╭─ ITEMS

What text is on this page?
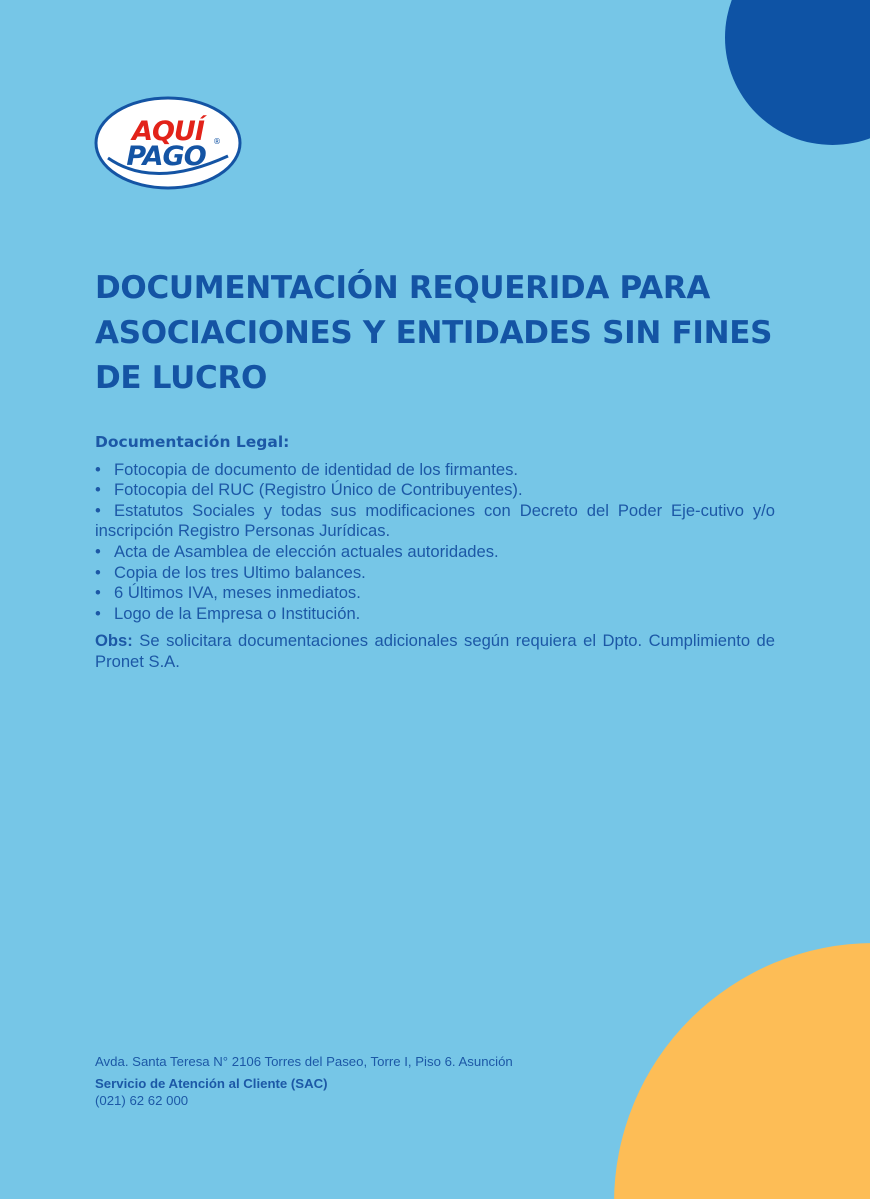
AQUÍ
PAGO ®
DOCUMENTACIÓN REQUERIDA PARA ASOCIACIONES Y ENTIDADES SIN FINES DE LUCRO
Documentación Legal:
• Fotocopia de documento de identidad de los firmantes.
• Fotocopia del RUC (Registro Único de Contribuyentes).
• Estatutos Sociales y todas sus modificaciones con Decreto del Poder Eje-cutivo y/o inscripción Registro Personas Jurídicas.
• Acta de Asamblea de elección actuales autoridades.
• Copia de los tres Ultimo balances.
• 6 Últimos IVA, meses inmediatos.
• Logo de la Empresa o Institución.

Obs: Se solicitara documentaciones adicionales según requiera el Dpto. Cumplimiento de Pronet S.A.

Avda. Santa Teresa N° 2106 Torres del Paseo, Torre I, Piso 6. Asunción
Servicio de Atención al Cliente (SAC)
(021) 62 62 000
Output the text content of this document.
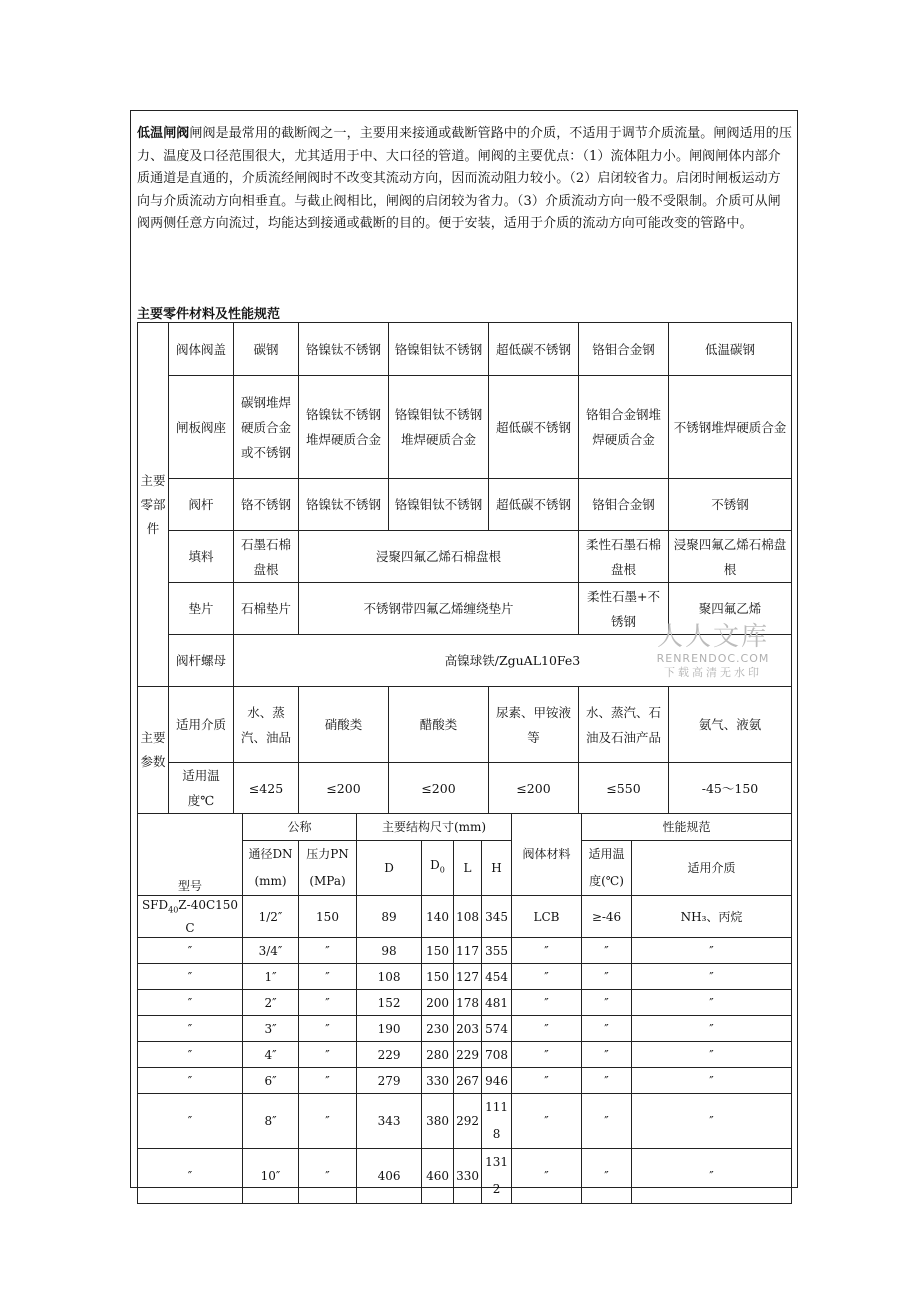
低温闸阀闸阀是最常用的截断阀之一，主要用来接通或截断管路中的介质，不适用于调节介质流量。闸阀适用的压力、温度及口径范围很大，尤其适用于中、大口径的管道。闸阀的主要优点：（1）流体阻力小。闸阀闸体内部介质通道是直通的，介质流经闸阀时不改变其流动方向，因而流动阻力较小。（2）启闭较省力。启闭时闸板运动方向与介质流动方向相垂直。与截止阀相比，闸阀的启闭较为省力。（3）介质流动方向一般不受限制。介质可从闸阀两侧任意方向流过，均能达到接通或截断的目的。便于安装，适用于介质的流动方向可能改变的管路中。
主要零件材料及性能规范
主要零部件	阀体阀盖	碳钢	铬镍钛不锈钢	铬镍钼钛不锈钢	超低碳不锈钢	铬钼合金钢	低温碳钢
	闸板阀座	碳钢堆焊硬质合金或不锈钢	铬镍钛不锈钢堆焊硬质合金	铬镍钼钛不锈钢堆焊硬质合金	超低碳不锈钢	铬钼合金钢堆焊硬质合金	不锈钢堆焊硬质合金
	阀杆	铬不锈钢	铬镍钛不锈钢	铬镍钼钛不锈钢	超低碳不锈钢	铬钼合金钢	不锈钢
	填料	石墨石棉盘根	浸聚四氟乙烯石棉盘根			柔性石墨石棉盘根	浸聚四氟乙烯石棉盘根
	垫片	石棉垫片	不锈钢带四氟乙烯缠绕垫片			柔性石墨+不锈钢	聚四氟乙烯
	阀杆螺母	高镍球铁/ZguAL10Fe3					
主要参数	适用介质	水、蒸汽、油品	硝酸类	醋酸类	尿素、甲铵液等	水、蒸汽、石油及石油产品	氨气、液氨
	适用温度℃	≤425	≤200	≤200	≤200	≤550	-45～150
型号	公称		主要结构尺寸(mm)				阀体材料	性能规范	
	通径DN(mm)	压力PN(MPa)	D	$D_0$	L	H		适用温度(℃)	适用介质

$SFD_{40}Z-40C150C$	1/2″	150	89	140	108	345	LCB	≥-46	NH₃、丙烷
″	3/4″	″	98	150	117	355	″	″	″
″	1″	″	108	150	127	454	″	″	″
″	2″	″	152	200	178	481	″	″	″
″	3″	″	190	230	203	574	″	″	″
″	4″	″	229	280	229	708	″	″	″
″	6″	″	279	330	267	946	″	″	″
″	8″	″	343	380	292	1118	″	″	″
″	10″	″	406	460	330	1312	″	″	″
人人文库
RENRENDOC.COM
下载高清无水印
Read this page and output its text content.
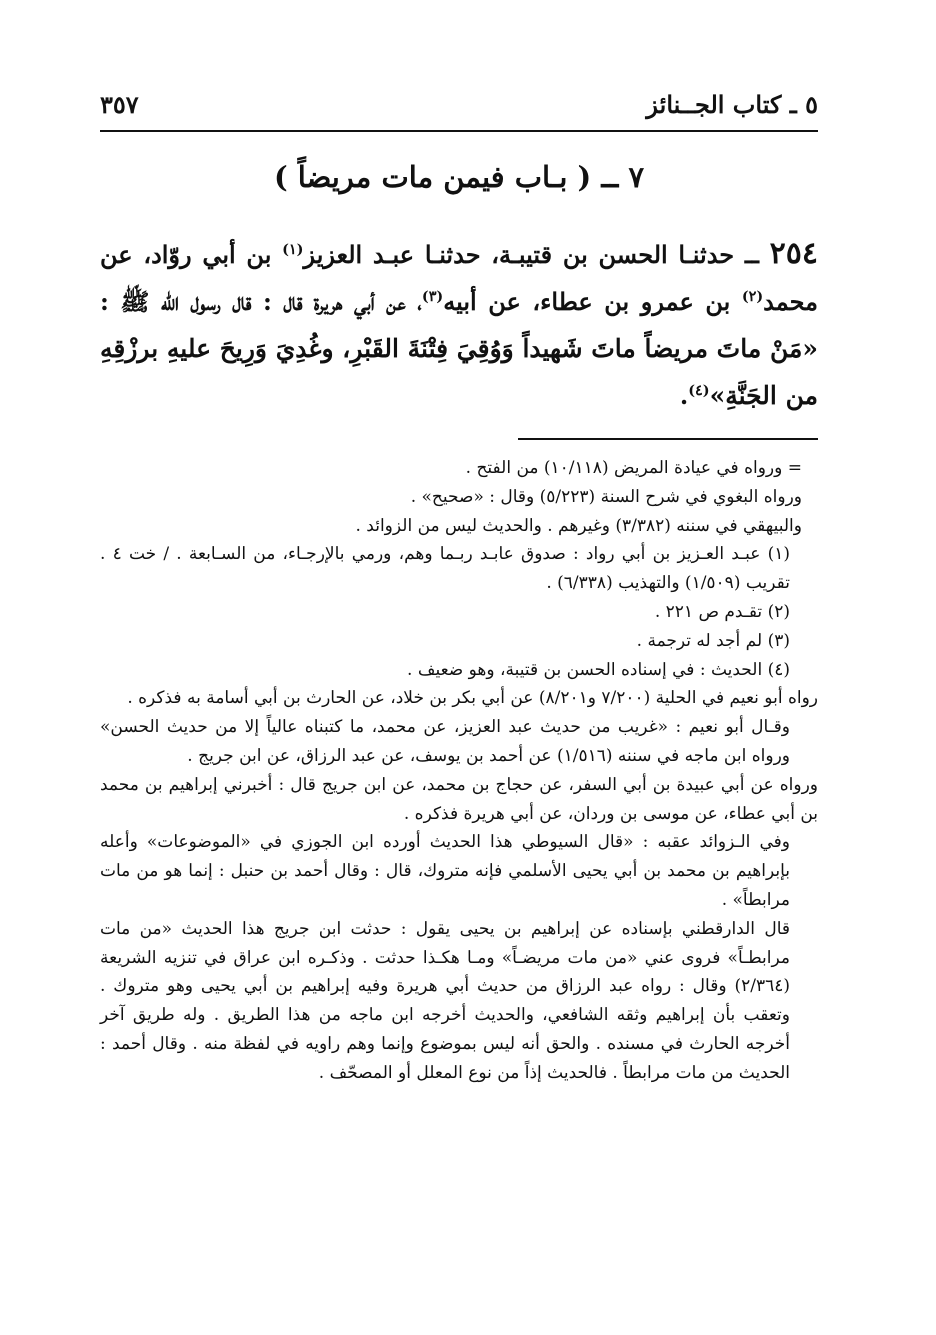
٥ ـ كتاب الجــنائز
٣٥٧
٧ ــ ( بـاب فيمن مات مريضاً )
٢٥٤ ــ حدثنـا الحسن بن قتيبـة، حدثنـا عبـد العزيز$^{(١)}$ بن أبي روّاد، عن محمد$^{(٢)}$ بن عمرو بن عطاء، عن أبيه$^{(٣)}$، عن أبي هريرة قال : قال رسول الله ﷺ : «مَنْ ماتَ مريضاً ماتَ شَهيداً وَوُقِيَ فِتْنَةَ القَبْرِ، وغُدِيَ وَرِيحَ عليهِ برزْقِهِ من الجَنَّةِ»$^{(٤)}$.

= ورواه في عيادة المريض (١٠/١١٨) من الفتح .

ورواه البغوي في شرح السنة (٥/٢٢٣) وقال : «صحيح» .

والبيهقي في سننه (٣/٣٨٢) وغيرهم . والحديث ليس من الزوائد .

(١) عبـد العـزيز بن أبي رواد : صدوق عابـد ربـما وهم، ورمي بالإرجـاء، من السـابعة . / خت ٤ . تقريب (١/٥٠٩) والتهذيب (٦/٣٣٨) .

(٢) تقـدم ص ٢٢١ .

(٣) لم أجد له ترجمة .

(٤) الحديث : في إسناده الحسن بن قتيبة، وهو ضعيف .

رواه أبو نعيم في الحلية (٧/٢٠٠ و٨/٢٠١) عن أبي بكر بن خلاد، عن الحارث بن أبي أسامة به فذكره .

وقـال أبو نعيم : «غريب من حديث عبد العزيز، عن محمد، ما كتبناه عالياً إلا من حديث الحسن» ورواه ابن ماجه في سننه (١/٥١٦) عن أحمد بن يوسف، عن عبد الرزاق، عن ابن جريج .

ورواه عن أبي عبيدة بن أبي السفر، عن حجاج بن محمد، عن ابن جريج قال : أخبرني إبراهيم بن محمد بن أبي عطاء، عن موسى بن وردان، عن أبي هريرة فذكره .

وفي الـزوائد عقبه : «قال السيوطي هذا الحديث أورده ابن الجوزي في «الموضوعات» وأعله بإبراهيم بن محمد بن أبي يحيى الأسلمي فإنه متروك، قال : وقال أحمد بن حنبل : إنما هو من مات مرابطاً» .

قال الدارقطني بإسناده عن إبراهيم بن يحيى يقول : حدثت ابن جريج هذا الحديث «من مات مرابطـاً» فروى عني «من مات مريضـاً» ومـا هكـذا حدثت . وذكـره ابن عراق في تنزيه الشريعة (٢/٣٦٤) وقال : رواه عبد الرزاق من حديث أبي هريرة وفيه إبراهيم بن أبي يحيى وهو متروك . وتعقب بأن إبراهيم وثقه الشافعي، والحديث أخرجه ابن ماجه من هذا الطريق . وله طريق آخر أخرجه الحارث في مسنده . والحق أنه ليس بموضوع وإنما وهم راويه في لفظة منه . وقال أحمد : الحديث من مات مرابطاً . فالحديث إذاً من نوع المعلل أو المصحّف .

╰─

◆ **TASK**: Copy all the entries word for word. Omit any pictures.

◆ **ANSWER IN FULL**:
What text is on this page?
AQUÍ
PAGO ®
DOCUMENTACIÓN REQUERIDA PARA ASOCIACIONES Y ENTIDADES SIN FINES DE LUCRO
Documentación Legal:
• Fotocopia de documento de identidad de los firmantes.
• Fotocopia del RUC (Registro Único de Contribuyentes).
• Estatutos Sociales y todas sus modificaciones con Decreto del Poder Eje-cutivo y/o inscripción Registro Personas Jurídicas.
• Acta de Asamblea de elección actuales autoridades.
• Copia de los tres Ultimo balances.
• 6 Últimos IVA, meses inmediatos.
• Logo de la Empresa o Institución.

Obs: Se solicitara documentaciones adicionales según requiera el Dpto. Cumplimiento de Pronet S.A.

Avda. Santa Teresa N° 2106 Torres del Paseo, Torre I, Piso 6. Asunción
Servicio de Atención al Cliente (SAC)
(021) 62 62 000
Output the text content of this document.
低温闸阀闸阀是最常用的截断阀之一，主要用来接通或截断管路中的介质，不适用于调节介质流量。闸阀适用的压力、温度及口径范围很大，尤其适用于中、大口径的管道。闸阀的主要优点：（1）流体阻力小。闸阀闸体内部介质通道是直通的，介质流经闸阀时不改变其流动方向，因而流动阻力较小。（2）启闭较省力。启闭时闸板运动方向与介质流动方向相垂直。与截止阀相比，闸阀的启闭较为省力。（3）介质流动方向一般不受限制。介质可从闸阀两侧任意方向流过，均能达到接通或截断的目的。便于安装，适用于介质的流动方向可能改变的管路中。
主要零件材料及性能规范
主要零部件	阀体阀盖	碳钢	铬镍钛不锈钢	铬镍钼钛不锈钢	超低碳不锈钢	铬钼合金钢	低温碳钢
	闸板阀座	碳钢堆焊硬质合金或不锈钢	铬镍钛不锈钢堆焊硬质合金	铬镍钼钛不锈钢堆焊硬质合金	超低碳不锈钢	铬钼合金钢堆焊硬质合金	不锈钢堆焊硬质合金
	阀杆	铬不锈钢	铬镍钛不锈钢	铬镍钼钛不锈钢	超低碳不锈钢	铬钼合金钢	不锈钢
	填料	石墨石棉盘根	浸聚四氟乙烯石棉盘根			柔性石墨石棉盘根	浸聚四氟乙烯石棉盘根
	垫片	石棉垫片	不锈钢带四氟乙烯缠绕垫片			柔性石墨+不锈钢	聚四氟乙烯
	阀杆螺母	高镍球铁/ZguAL10Fe3					
主要参数	适用介质	水、蒸汽、油品	硝酸类	醋酸类	尿素、甲铵液等	水、蒸汽、石油及石油产品	氨气、液氨
	适用温度℃	≤425	≤200	≤200	≤200	≤550	-45～150
型号	公称		主要结构尺寸(mm)				阀体材料	性能规范	
	通径DN(mm)	压力PN(MPa)	D	$D_0$	L	H		适用温度(℃)	适用介质

$SFD_{40}Z-40C150C$	1/2″	150	89	140	108	345	LCB	≥-46	NH₃、丙烷
″	3/4″	″	98	150	117	355	″	″	″
″	1″	″	108	150	127	454	″	″	″
″	2″	″	152	200	178	481	″	″	″
″	3″	″	190	230	203	574	″	″	″
″	4″	″	229	280	229	708	″	″	″
″	6″	″	279	330	267	946	″	″	″
″	8″	″	343	380	292	1118	″	″	″
″	10″	″	406	460	330	1312	″	″	″
人人文库
RENRENDOC.COM
下载高清无水印
Read this page and output its text content.
٥ ـ كتاب الجــنائز
٣٥٧
٧ ــ ( بـاب فيمن مات مريضاً )
٢٥٤ ــ حدثنـا الحسن بن قتيبـة، حدثنـا عبـد العزيز$^{(١)}$ بن أبي روّاد، عن محمد$^{(٢)}$ بن عمرو بن عطاء، عن أبيه$^{(٣)}$، عن أبي هريرة قال : قال رسول الله ﷺ : «مَنْ ماتَ مريضاً ماتَ شَهيداً وَوُقِيَ فِتْنَةَ القَبْرِ، وغُدِيَ وَرِيحَ عليهِ برزْقِهِ من الجَنَّةِ»$^{(٤)}$.

= ورواه في عيادة المريض (١٠/١١٨) من الفتح .

ورواه البغوي في شرح السنة (٥/٢٢٣) وقال : «صحيح» .

والبيهقي في سننه (٣/٣٨٢) وغيرهم . والحديث ليس من الزوائد .

(١) عبـد العـزيز بن أبي رواد : صدوق عابـد ربـما وهم، ورمي بالإرجـاء، من السـابعة . / خت ٤ . تقريب (١/٥٠٩) والتهذيب (٦/٣٣٨) .

(٢) تقـدم ص ٢٢١ .

(٣) لم أجد له ترجمة .

(٤) الحديث : في إسناده الحسن بن قتيبة، وهو ضعيف .

رواه أبو نعيم في الحلية (٧/٢٠٠ و٨/٢٠١) عن أبي بكر بن خلاد، عن الحارث بن أبي أسامة به فذكره .

وقـال أبو نعيم : «غريب من حديث عبد العزيز، عن محمد، ما كتبناه عالياً إلا من حديث الحسن» ورواه ابن ماجه في سننه (١/٥١٦) عن أحمد بن يوسف، عن عبد الرزاق، عن ابن جريج .

ورواه عن أبي عبيدة بن أبي السفر، عن حجاج بن محمد، عن ابن جريج قال : أخبرني إبراهيم بن محمد بن أبي عطاء، عن موسى بن وردان، عن أبي هريرة فذكره .

وفي الـزوائد عقبه : «قال السيوطي هذا الحديث أورده ابن الجوزي في «الموضوعات» وأعله بإبراهيم بن محمد بن أبي يحيى الأسلمي فإنه متروك، قال : وقال أحمد بن حنبل : إنما هو من مات مرابطاً» .

قال الدارقطني بإسناده عن إبراهيم بن يحيى يقول : حدثت ابن جريج هذا الحديث «من مات مرابطـاً» فروى عني «من مات مريضـاً» ومـا هكـذا حدثت . وذكـره ابن عراق في تنزيه الشريعة (٢/٣٦٤) وقال : رواه عبد الرزاق من حديث أبي هريرة وفيه إبراهيم بن أبي يحيى وهو متروك . وتعقب بأن إبراهيم وثقه الشافعي، والحديث أخرجه ابن ماجه من هذا الطريق . وله طريق آخر أخرجه الحارث في مسنده . والحق أنه ليس بموضوع وإنما وهم راويه في لفظة منه . وقال أحمد : الحديث من مات مرابطاً . فالحديث إذاً من نوع المعلل أو المصحّف .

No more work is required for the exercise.